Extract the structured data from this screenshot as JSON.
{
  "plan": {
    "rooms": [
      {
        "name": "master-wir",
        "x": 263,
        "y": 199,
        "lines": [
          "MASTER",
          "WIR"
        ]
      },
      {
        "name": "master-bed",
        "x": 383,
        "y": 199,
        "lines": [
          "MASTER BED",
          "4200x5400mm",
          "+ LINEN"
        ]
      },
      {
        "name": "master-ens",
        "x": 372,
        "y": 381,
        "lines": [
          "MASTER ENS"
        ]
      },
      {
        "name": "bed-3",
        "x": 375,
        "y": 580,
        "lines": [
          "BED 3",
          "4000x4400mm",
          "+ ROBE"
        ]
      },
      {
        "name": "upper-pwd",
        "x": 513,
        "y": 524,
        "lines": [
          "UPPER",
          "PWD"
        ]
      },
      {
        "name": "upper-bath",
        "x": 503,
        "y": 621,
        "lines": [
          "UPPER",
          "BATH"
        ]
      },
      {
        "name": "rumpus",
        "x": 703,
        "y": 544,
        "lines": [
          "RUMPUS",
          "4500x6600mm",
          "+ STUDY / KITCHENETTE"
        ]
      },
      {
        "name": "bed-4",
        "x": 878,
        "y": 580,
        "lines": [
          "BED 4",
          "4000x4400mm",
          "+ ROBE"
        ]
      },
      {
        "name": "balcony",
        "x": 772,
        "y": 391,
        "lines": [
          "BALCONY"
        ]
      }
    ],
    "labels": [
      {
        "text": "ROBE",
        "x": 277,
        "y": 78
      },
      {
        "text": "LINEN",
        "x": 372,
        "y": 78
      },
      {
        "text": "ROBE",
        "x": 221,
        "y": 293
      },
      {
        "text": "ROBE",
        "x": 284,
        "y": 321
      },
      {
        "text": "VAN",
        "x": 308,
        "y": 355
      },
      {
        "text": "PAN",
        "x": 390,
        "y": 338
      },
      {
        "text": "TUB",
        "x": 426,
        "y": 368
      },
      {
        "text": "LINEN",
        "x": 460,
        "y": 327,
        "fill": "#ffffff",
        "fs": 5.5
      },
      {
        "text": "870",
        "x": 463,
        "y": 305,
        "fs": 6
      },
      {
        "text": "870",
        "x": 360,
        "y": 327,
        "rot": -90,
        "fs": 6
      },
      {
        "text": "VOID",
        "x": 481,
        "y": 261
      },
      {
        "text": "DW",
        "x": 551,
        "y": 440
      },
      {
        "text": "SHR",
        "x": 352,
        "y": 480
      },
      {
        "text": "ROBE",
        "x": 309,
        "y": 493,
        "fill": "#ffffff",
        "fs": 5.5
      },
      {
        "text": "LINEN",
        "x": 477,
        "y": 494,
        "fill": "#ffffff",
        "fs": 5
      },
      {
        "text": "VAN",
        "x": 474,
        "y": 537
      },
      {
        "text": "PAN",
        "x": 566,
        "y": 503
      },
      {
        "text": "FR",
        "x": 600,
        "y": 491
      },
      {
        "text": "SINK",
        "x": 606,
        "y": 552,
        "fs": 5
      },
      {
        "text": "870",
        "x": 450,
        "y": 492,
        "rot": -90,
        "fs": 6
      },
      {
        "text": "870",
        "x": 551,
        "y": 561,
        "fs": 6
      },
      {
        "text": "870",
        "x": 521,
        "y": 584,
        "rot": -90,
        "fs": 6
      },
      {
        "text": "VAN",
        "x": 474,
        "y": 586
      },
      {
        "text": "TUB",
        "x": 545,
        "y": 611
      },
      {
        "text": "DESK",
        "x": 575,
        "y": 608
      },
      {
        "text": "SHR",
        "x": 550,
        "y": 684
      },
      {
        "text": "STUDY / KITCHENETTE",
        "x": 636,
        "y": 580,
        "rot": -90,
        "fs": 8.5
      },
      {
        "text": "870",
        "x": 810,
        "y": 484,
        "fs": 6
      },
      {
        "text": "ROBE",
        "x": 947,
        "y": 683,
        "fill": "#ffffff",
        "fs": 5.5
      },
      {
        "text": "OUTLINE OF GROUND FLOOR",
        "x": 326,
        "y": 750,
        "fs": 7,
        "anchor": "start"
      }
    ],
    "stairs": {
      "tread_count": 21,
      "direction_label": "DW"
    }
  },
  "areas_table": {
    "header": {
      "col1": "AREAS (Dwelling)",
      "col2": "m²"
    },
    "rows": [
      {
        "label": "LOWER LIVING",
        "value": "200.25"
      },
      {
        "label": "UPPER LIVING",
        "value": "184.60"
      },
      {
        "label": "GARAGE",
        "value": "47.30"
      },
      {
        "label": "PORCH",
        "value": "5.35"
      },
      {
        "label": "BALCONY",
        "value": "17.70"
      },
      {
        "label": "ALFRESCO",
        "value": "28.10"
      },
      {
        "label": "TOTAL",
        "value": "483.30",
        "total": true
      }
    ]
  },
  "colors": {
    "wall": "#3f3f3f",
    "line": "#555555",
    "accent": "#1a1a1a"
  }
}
- - - -
▶ **Stated exercise**
Retype all of the material, keeping each line exact.

▶ **Finished answer**
Extract the structured data from this screenshot as JSON.
{
  "plan": {
    "rooms": [
      {
        "name": "master-wir",
        "x": 263,
        "y": 199,
        "lines": [
          "MASTER",
          "WIR"
        ]
      },
      {
        "name": "master-bed",
        "x": 383,
        "y": 199,
        "lines": [
          "MASTER BED",
          "4200x5400mm",
          "+ LINEN"
        ]
      },
      {
        "name": "master-ens",
        "x": 372,
        "y": 381,
        "lines": [
          "MASTER ENS"
        ]
      },
      {
        "name": "bed-3",
        "x": 375,
        "y": 580,
        "lines": [
          "BED 3",
          "4000x4400mm",
          "+ ROBE"
        ]
      },
      {
        "name": "upper-pwd",
        "x": 513,
        "y": 524,
        "lines": [
          "UPPER",
          "PWD"
        ]
      },
      {
        "name": "upper-bath",
        "x": 503,
        "y": 621,
        "lines": [
          "UPPER",
          "BATH"
        ]
      },
      {
        "name": "rumpus",
        "x": 703,
        "y": 544,
        "lines": [
          "RUMPUS",
          "4500x6600mm",
          "+ STUDY / KITCHENETTE"
        ]
      },
      {
        "name": "bed-4",
        "x": 878,
        "y": 580,
        "lines": [
          "BED 4",
          "4000x4400mm",
          "+ ROBE"
        ]
      },
      {
        "name": "balcony",
        "x": 772,
        "y": 391,
        "lines": [
          "BALCONY"
        ]
      }
    ],
    "labels": [
      {
        "text": "ROBE",
        "x": 277,
        "y": 78
      },
      {
        "text": "LINEN",
        "x": 372,
        "y": 78
      },
      {
        "text": "ROBE",
        "x": 221,
        "y": 293
      },
      {
        "text": "ROBE",
        "x": 284,
        "y": 321
      },
      {
        "text": "VAN",
        "x": 308,
        "y": 355
      },
      {
        "text": "PAN",
        "x": 390,
        "y": 338
      },
      {
        "text": "TUB",
        "x": 426,
        "y": 368
      },
      {
        "text": "LINEN",
        "x": 460,
        "y": 327,
        "fill": "#ffffff",
        "fs": 5.5
      },
      {
        "text": "870",
        "x": 463,
        "y": 305,
        "fs": 6
      },
      {
        "text": "870",
        "x": 360,
        "y": 327,
        "rot": -90,
        "fs": 6
      },
      {
        "text": "VOID",
        "x": 481,
        "y": 261
      },
      {
        "text": "DW",
        "x": 551,
        "y": 440
      },
      {
        "text": "SHR",
        "x": 352,
        "y": 480
      },
      {
        "text": "ROBE",
        "x": 309,
        "y": 493,
        "fill": "#ffffff",
        "fs": 5.5
      },
      {
        "text": "LINEN",
        "x": 477,
        "y": 494,
        "fill": "#ffffff",
        "fs": 5
      },
      {
        "text": "VAN",
        "x": 474,
        "y": 537
      },
      {
        "text": "PAN",
        "x": 566,
        "y": 503
      },
      {
        "text": "FR",
        "x": 600,
        "y": 491
      },
      {
        "text": "SINK",
        "x": 606,
        "y": 552,
        "fs": 5
      },
      {
        "text": "870",
        "x": 450,
        "y": 492,
        "rot": -90,
        "fs": 6
      },
      {
        "text": "870",
        "x": 551,
        "y": 561,
        "fs": 6
      },
      {
        "text": "870",
        "x": 521,
        "y": 584,
        "rot": -90,
        "fs": 6
      },
      {
        "text": "VAN",
        "x": 474,
        "y": 586
      },
      {
        "text": "TUB",
        "x": 545,
        "y": 611
      },
      {
        "text": "DESK",
        "x": 575,
        "y": 608
      },
      {
        "text": "SHR",
        "x": 550,
        "y": 684
      },
      {
        "text": "STUDY / KITCHENETTE",
        "x": 636,
        "y": 580,
        "rot": -90,
        "fs": 8.5
      },
      {
        "text": "870",
        "x": 810,
        "y": 484,
        "fs": 6
      },
      {
        "text": "ROBE",
        "x": 947,
        "y": 683,
        "fill": "#ffffff",
        "fs": 5.5
      },
      {
        "text": "OUTLINE OF GROUND FLOOR",
        "x": 326,
        "y": 750,
        "fs": 7,
        "anchor": "start"
      }
    ],
    "stairs": {
      "tread_count": 21,
      "direction_label": "DW"
    }
  },
  "areas_table": {
    "header": {
      "col1": "AREAS (Dwelling)",
      "col2": "m²"
    },
    "rows": [
      {
        "label": "LOWER LIVING",
        "value": "200.25"
      },
      {
        "label": "UPPER LIVING",
        "value": "184.60"
      },
      {
        "label": "GARAGE",
        "value": "47.30"
      },
      {
        "label": "PORCH",
        "value": "5.35"
      },
      {
        "label": "BALCONY",
        "value": "17.70"
      },
      {
        "label": "ALFRESCO",
        "value": "28.10"
      },
      {
        "label": "TOTAL",
        "value": "483.30",
        "total": true
      }
    ]
  },
  "colors": {
    "wall": "#3f3f3f",
    "line": "#555555",
    "accent": "#1a1a1a"
  }
}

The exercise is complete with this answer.